=== YOUR TASK ===
Repeat each line exactly, leaving nothing out.

(Extracted records)
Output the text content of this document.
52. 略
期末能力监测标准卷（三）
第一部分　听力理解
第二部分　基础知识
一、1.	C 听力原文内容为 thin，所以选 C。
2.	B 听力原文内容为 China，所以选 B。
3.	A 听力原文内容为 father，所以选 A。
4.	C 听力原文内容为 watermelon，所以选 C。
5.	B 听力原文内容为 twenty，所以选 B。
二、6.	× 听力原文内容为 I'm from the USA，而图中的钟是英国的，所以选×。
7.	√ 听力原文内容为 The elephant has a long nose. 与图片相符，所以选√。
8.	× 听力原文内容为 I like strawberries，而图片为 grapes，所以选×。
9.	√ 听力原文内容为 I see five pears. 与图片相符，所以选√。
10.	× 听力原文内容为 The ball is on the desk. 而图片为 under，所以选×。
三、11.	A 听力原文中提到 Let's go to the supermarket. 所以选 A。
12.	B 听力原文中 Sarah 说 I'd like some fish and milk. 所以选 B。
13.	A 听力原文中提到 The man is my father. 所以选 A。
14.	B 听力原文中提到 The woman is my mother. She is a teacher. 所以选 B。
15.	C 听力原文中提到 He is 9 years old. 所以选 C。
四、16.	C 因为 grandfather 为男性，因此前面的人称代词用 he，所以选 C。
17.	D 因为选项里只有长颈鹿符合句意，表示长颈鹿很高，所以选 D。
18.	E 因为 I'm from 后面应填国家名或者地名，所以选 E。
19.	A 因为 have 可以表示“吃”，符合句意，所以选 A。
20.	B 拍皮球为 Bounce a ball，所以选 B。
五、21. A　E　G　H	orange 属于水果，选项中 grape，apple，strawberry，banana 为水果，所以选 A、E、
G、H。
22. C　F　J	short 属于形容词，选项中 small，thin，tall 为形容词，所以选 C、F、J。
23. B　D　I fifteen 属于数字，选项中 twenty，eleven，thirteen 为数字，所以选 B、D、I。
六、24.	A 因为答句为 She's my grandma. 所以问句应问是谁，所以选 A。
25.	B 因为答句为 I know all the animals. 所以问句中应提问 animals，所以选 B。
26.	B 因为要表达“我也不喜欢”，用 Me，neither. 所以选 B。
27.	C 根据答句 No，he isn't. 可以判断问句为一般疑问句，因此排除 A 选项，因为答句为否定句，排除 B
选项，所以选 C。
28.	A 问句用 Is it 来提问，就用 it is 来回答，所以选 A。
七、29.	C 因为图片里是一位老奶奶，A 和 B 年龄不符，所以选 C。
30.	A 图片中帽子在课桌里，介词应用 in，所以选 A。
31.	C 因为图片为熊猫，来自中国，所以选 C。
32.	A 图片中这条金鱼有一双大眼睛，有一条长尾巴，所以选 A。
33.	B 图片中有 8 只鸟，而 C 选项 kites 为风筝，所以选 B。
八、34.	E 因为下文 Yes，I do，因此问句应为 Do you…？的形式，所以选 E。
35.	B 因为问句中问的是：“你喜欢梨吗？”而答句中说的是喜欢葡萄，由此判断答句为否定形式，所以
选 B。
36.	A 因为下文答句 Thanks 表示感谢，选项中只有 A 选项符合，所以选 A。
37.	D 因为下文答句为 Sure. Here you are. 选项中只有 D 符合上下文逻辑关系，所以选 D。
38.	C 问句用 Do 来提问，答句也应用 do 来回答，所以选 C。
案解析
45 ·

=== SOLVED PROBLEM ===
Output the text content of this document.
52. 略
期末能力监测标准卷（三）
第一部分　听力理解
第二部分　基础知识
一、1.	C 听力原文内容为 thin，所以选 C。
2.	B 听力原文内容为 China，所以选 B。
3.	A 听力原文内容为 father，所以选 A。
4.	C 听力原文内容为 watermelon，所以选 C。
5.	B 听力原文内容为 twenty，所以选 B。
二、6.	× 听力原文内容为 I'm from the USA，而图中的钟是英国的，所以选×。
7.	√ 听力原文内容为 The elephant has a long nose. 与图片相符，所以选√。
8.	× 听力原文内容为 I like strawberries，而图片为 grapes，所以选×。
9.	√ 听力原文内容为 I see five pears. 与图片相符，所以选√。
10.	× 听力原文内容为 The ball is on the desk. 而图片为 under，所以选×。
三、11.	A 听力原文中提到 Let's go to the supermarket. 所以选 A。
12.	B 听力原文中 Sarah 说 I'd like some fish and milk. 所以选 B。
13.	A 听力原文中提到 The man is my father. 所以选 A。
14.	B 听力原文中提到 The woman is my mother. She is a teacher. 所以选 B。
15.	C 听力原文中提到 He is 9 years old. 所以选 C。
四、16.	C 因为 grandfather 为男性，因此前面的人称代词用 he，所以选 C。
17.	D 因为选项里只有长颈鹿符合句意，表示长颈鹿很高，所以选 D。
18.	E 因为 I'm from 后面应填国家名或者地名，所以选 E。
19.	A 因为 have 可以表示“吃”，符合句意，所以选 A。
20.	B 拍皮球为 Bounce a ball，所以选 B。
五、21. A　E　G　H	orange 属于水果，选项中 grape，apple，strawberry，banana 为水果，所以选 A、E、
G、H。
22. C　F　J	short 属于形容词，选项中 small，thin，tall 为形容词，所以选 C、F、J。
23. B　D　I fifteen 属于数字，选项中 twenty，eleven，thirteen 为数字，所以选 B、D、I。
六、24.	A 因为答句为 She's my grandma. 所以问句应问是谁，所以选 A。
25.	B 因为答句为 I know all the animals. 所以问句中应提问 animals，所以选 B。
26.	B 因为要表达“我也不喜欢”，用 Me，neither. 所以选 B。
27.	C 根据答句 No，he isn't. 可以判断问句为一般疑问句，因此排除 A 选项，因为答句为否定句，排除 B
选项，所以选 C。
28.	A 问句用 Is it 来提问，就用 it is 来回答，所以选 A。
七、29.	C 因为图片里是一位老奶奶，A 和 B 年龄不符，所以选 C。
30.	A 图片中帽子在课桌里，介词应用 in，所以选 A。
31.	C 因为图片为熊猫，来自中国，所以选 C。
32.	A 图片中这条金鱼有一双大眼睛，有一条长尾巴，所以选 A。
33.	B 图片中有 8 只鸟，而 C 选项 kites 为风筝，所以选 B。
八、34.	E 因为下文 Yes，I do，因此问句应为 Do you…？的形式，所以选 E。
35.	B 因为问句中问的是：“你喜欢梨吗？”而答句中说的是喜欢葡萄，由此判断答句为否定形式，所以
选 B。
36.	A 因为下文答句 Thanks 表示感谢，选项中只有 A 选项符合，所以选 A。
37.	D 因为下文答句为 Sure. Here you are. 选项中只有 D 符合上下文逻辑关系，所以选 D。
38.	C 问句用 Do 来提问，答句也应用 do 来回答，所以选 C。
案解析
45 ·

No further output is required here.